(Stored records)
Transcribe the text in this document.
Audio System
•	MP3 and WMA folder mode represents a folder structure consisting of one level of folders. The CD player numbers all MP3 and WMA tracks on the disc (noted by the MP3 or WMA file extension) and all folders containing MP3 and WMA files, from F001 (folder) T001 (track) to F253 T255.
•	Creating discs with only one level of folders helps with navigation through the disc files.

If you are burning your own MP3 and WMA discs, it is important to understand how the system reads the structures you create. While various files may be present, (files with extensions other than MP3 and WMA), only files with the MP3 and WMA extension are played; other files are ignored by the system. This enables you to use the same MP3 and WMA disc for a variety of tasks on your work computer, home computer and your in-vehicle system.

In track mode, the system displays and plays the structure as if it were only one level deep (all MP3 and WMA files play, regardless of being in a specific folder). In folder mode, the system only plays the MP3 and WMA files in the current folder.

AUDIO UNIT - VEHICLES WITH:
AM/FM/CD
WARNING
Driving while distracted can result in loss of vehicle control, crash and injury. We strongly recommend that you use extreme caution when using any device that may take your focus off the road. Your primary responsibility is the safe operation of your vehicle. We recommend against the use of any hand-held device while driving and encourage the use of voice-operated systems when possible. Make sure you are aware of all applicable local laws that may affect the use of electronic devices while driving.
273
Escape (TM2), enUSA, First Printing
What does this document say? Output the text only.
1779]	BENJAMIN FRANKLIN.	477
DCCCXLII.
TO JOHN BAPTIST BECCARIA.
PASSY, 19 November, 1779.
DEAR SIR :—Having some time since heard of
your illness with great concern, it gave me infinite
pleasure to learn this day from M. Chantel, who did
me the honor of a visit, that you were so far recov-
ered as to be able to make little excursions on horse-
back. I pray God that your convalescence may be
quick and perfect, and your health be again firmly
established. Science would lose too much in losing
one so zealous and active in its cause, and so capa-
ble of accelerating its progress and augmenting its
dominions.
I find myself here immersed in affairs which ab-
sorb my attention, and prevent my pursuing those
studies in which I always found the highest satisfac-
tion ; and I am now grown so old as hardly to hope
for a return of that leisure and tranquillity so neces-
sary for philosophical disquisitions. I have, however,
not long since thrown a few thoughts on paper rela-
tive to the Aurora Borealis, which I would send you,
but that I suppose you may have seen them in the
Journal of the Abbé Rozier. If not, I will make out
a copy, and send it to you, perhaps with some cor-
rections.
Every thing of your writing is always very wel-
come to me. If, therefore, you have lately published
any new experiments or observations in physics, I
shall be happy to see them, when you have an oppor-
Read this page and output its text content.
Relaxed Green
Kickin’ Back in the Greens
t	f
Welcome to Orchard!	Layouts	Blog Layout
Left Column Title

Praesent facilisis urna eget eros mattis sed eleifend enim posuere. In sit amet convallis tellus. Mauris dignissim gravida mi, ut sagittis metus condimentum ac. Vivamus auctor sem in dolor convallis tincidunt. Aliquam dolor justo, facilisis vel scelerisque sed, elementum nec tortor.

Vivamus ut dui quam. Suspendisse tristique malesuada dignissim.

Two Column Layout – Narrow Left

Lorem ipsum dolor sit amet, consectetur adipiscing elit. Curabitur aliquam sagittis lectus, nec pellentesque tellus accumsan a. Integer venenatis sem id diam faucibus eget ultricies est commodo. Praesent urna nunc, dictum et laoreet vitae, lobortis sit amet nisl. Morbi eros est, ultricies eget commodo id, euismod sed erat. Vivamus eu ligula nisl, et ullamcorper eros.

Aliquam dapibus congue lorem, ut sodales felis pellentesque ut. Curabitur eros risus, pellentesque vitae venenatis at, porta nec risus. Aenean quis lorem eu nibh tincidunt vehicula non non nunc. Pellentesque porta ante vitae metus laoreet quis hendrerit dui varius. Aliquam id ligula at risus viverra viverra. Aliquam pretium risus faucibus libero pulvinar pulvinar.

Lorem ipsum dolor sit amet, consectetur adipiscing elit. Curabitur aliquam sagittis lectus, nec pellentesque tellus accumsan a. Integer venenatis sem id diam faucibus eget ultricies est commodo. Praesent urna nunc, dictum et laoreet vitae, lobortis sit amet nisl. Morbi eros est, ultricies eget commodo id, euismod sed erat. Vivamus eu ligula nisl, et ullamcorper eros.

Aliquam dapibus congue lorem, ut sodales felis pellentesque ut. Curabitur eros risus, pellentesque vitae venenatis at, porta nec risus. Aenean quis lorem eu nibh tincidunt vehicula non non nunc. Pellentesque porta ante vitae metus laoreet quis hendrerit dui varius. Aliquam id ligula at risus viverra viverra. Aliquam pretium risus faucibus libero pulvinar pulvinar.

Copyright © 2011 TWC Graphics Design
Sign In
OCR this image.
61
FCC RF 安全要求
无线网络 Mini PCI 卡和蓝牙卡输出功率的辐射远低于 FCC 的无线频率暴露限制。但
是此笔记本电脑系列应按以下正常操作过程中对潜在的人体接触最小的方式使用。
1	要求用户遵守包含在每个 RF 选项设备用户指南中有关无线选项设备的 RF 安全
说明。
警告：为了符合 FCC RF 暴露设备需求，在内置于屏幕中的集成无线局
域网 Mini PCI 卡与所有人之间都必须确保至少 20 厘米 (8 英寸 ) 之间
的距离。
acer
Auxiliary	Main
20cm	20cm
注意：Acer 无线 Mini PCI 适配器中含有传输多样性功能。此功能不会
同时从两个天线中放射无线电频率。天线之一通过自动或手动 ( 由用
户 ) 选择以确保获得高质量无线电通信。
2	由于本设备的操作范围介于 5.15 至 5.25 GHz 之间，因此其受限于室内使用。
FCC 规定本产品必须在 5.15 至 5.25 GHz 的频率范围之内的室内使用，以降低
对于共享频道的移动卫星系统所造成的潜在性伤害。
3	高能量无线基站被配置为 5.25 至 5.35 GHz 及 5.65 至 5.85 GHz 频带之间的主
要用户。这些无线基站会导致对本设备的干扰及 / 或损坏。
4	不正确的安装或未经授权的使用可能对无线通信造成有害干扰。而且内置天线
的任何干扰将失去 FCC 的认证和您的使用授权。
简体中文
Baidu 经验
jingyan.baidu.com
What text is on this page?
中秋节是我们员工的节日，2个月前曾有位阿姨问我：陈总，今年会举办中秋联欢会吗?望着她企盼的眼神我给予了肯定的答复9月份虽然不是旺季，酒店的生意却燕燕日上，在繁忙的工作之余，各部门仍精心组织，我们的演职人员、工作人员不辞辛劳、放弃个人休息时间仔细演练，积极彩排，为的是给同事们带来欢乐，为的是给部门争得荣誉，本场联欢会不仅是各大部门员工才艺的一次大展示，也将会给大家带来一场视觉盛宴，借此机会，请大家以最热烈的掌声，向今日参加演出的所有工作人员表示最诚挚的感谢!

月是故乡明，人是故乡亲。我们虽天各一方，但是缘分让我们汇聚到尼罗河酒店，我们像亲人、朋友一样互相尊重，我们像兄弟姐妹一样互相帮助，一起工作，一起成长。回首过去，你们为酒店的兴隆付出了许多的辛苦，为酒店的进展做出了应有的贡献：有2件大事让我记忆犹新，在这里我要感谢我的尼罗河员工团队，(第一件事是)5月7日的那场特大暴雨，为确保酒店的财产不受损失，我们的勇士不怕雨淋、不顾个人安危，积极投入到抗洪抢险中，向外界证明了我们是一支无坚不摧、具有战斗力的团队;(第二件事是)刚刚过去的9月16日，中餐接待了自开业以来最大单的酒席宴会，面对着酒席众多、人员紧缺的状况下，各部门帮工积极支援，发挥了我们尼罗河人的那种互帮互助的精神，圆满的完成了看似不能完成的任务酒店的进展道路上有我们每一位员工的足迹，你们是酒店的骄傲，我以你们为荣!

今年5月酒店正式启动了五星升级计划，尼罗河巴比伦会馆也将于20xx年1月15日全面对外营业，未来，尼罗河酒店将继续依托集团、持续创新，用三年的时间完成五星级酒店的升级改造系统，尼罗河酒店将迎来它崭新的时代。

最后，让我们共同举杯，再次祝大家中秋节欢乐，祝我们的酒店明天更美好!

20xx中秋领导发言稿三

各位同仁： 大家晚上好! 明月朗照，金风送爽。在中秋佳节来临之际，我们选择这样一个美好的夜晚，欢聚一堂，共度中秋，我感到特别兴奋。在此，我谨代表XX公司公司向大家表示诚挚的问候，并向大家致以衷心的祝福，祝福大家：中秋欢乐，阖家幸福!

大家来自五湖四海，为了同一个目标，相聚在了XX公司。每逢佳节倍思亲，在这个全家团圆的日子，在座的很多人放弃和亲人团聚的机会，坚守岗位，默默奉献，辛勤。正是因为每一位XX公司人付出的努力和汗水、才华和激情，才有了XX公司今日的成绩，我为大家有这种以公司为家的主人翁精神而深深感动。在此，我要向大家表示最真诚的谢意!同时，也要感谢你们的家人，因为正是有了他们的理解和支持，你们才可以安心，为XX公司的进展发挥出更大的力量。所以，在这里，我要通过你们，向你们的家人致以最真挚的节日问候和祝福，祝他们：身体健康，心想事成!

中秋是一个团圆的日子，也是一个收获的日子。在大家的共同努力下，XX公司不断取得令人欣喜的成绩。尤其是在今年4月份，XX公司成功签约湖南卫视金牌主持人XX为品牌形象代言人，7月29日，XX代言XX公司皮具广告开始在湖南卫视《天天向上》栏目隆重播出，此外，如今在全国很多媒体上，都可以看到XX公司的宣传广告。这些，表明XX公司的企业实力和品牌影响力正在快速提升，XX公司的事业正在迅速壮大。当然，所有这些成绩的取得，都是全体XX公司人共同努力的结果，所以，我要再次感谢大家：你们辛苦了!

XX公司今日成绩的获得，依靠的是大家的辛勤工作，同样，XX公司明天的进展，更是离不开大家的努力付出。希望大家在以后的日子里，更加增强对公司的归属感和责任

**What is expected**
Starting with the line that contains "What text is on this page?", write out each line through the end of the listing, exactly as it appears, and include nothing else.

**Response to this task**
What text is on this page?
中秋节是我们员工的节日，2个月前曾有位阿姨问我：陈总，今年会举办中秋联欢会吗?望着她企盼的眼神我给予了肯定的答复9月份虽然不是旺季，酒店的生意却燕燕日上，在繁忙的工作之余，各部门仍精心组织，我们的演职人员、工作人员不辞辛劳、放弃个人休息时间仔细演练，积极彩排，为的是给同事们带来欢乐，为的是给部门争得荣誉，本场联欢会不仅是各大部门员工才艺的一次大展示，也将会给大家带来一场视觉盛宴，借此机会，请大家以最热烈的掌声，向今日参加演出的所有工作人员表示最诚挚的感谢!

月是故乡明，人是故乡亲。我们虽天各一方，但是缘分让我们汇聚到尼罗河酒店，我们像亲人、朋友一样互相尊重，我们像兄弟姐妹一样互相帮助，一起工作，一起成长。回首过去，你们为酒店的兴隆付出了许多的辛苦，为酒店的进展做出了应有的贡献：有2件大事让我记忆犹新，在这里我要感谢我的尼罗河员工团队，(第一件事是)5月7日的那场特大暴雨，为确保酒店的财产不受损失，我们的勇士不怕雨淋、不顾个人安危，积极投入到抗洪抢险中，向外界证明了我们是一支无坚不摧、具有战斗力的团队;(第二件事是)刚刚过去的9月16日，中餐接待了自开业以来最大单的酒席宴会，面对着酒席众多、人员紧缺的状况下，各部门帮工积极支援，发挥了我们尼罗河人的那种互帮互助的精神，圆满的完成了看似不能完成的任务酒店的进展道路上有我们每一位员工的足迹，你们是酒店的骄傲，我以你们为荣!

今年5月酒店正式启动了五星升级计划，尼罗河巴比伦会馆也将于20xx年1月15日全面对外营业，未来，尼罗河酒店将继续依托集团、持续创新，用三年的时间完成五星级酒店的升级改造系统，尼罗河酒店将迎来它崭新的时代。

最后，让我们共同举杯，再次祝大家中秋节欢乐，祝我们的酒店明天更美好!

20xx中秋领导发言稿三

各位同仁： 大家晚上好! 明月朗照，金风送爽。在中秋佳节来临之际，我们选择这样一个美好的夜晚，欢聚一堂，共度中秋，我感到特别兴奋。在此，我谨代表XX公司公司向大家表示诚挚的问候，并向大家致以衷心的祝福，祝福大家：中秋欢乐，阖家幸福!

大家来自五湖四海，为了同一个目标，相聚在了XX公司。每逢佳节倍思亲，在这个全家团圆的日子，在座的很多人放弃和亲人团聚的机会，坚守岗位，默默奉献，辛勤。正是因为每一位XX公司人付出的努力和汗水、才华和激情，才有了XX公司今日的成绩，我为大家有这种以公司为家的主人翁精神而深深感动。在此，我要向大家表示最真诚的谢意!同时，也要感谢你们的家人，因为正是有了他们的理解和支持，你们才可以安心，为XX公司的进展发挥出更大的力量。所以，在这里，我要通过你们，向你们的家人致以最真挚的节日问候和祝福，祝他们：身体健康，心想事成!

中秋是一个团圆的日子，也是一个收获的日子。在大家的共同努力下，XX公司不断取得令人欣喜的成绩。尤其是在今年4月份，XX公司成功签约湖南卫视金牌主持人XX为品牌形象代言人，7月29日，XX代言XX公司皮具广告开始在湖南卫视《天天向上》栏目隆重播出，此外，如今在全国很多媒体上，都可以看到XX公司的宣传广告。这些，表明XX公司的企业实力和品牌影响力正在快速提升，XX公司的事业正在迅速壮大。当然，所有这些成绩的取得，都是全体XX公司人共同努力的结果，所以，我要再次感谢大家：你们辛苦了!

XX公司今日成绩的获得，依靠的是大家的辛勤工作，同样，XX公司明天的进展，更是离不开大家的努力付出。希望大家在以后的日子里，更加增强对公司的归属感和责任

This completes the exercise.